:: PROBLEM REQUIREMENTS ::
Gather, from the listing beneath this task, every line holding the string "управления".

:: RECORD LIST ::

— START —

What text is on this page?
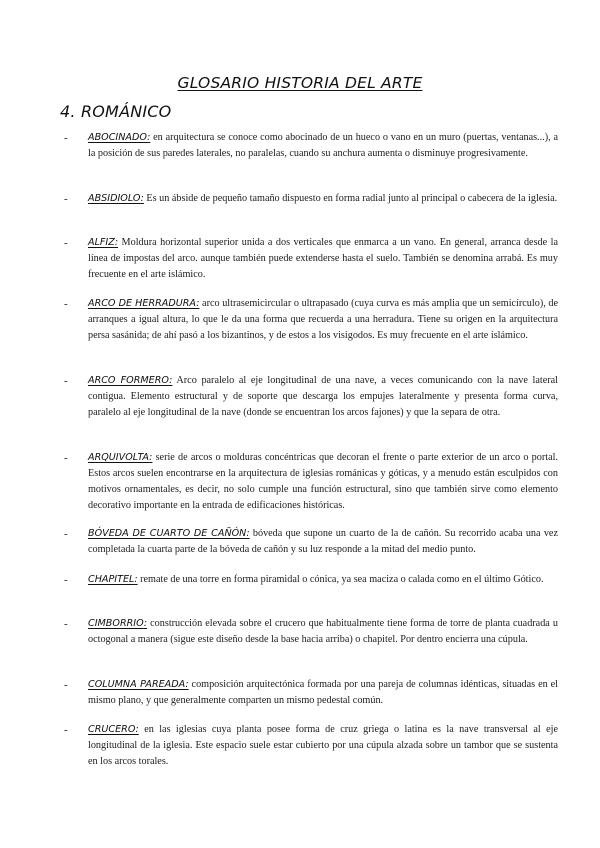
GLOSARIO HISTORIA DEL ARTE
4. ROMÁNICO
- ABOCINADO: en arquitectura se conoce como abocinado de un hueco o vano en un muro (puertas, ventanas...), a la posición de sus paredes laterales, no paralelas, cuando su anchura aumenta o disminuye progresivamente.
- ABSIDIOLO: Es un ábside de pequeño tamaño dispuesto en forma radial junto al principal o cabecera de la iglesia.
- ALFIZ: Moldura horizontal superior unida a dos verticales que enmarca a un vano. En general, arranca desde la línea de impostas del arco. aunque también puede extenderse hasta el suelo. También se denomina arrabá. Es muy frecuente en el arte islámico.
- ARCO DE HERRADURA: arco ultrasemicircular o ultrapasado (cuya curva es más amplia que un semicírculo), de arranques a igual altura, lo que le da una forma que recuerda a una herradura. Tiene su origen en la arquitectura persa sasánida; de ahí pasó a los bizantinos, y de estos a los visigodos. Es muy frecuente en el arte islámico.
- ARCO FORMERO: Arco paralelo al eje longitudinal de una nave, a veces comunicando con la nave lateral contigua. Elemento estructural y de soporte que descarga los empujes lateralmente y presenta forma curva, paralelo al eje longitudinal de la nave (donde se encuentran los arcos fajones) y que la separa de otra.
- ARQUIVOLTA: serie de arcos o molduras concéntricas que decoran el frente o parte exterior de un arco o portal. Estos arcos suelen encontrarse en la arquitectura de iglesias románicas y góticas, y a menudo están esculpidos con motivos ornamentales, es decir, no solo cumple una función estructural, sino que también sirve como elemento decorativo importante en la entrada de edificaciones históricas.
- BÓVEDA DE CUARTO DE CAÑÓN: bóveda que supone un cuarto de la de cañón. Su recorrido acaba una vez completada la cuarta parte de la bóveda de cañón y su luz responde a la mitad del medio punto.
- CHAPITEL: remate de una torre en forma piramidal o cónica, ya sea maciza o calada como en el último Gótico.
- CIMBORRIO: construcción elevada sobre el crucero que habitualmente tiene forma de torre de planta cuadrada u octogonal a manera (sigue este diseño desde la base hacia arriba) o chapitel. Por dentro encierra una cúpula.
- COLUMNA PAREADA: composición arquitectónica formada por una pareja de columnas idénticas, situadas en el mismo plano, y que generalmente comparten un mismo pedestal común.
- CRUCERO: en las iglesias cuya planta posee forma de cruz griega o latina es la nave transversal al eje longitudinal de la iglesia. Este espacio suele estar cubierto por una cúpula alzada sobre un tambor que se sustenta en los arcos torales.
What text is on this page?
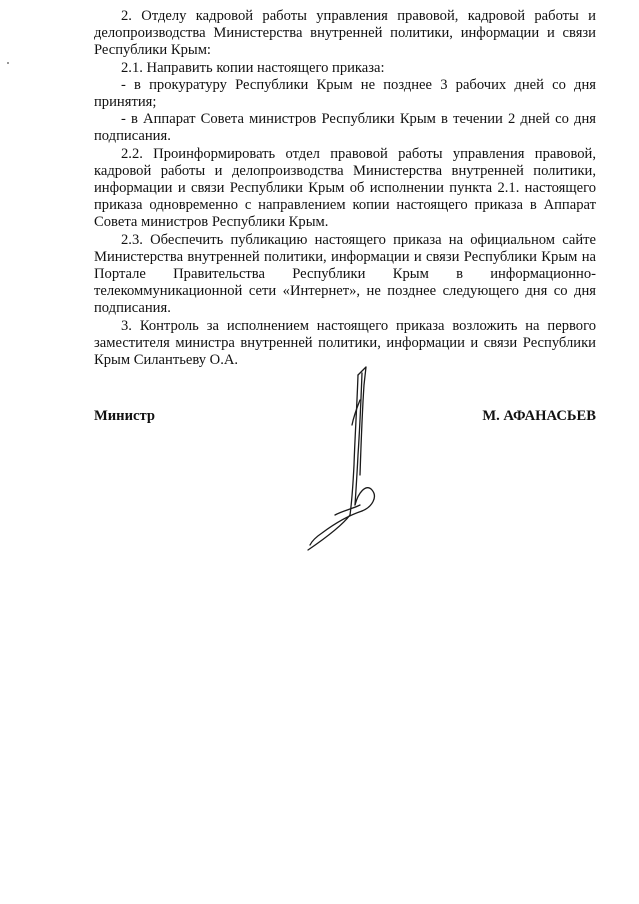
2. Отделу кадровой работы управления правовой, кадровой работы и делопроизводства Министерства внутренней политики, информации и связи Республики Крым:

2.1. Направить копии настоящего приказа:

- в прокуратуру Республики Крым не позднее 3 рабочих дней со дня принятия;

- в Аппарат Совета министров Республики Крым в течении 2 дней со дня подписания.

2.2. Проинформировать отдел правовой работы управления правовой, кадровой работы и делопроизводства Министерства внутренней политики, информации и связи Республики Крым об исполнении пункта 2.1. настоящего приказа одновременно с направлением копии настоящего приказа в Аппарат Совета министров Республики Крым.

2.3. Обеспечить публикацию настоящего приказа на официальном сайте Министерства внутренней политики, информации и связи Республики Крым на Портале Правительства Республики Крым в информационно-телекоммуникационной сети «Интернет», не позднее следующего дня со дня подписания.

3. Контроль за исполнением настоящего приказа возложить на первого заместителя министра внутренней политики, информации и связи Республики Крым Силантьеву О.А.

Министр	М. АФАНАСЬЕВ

— END —
— START —

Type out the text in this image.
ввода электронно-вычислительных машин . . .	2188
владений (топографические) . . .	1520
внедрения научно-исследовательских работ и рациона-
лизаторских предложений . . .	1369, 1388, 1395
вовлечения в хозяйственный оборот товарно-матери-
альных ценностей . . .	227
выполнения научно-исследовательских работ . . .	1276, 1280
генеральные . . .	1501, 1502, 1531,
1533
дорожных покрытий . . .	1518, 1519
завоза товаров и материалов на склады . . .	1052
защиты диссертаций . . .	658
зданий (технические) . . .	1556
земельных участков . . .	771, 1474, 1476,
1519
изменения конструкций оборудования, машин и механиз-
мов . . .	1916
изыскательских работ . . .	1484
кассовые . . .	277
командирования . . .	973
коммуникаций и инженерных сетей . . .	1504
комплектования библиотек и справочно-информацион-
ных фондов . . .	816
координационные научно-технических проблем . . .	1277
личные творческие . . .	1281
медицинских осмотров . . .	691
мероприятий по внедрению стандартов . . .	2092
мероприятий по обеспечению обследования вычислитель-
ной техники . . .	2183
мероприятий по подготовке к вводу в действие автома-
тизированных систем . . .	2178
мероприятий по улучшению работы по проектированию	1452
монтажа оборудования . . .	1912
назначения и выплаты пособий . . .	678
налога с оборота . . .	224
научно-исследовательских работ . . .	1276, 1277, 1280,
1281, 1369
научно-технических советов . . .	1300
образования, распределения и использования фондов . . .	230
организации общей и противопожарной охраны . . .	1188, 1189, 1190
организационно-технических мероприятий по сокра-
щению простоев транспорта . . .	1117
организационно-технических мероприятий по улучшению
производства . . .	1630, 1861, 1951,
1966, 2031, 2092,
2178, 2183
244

— END —

:: REPLY TO THE EXERCISE ::
2. Отделу кадровой работы управления правовой, кадровой работы и делопроизводства Министерства внутренней политики, информации и связи Республики Крым:
2.2. Проинформировать отдел правовой работы управления правовой, кадровой работы и делопроизводства Министерства внутренней политики, информации и связи Республики Крым об исполнении пункта 2.1. настоящего приказа одновременно с направлением копии настоящего приказа в Аппарат Совета министров Республики Крым.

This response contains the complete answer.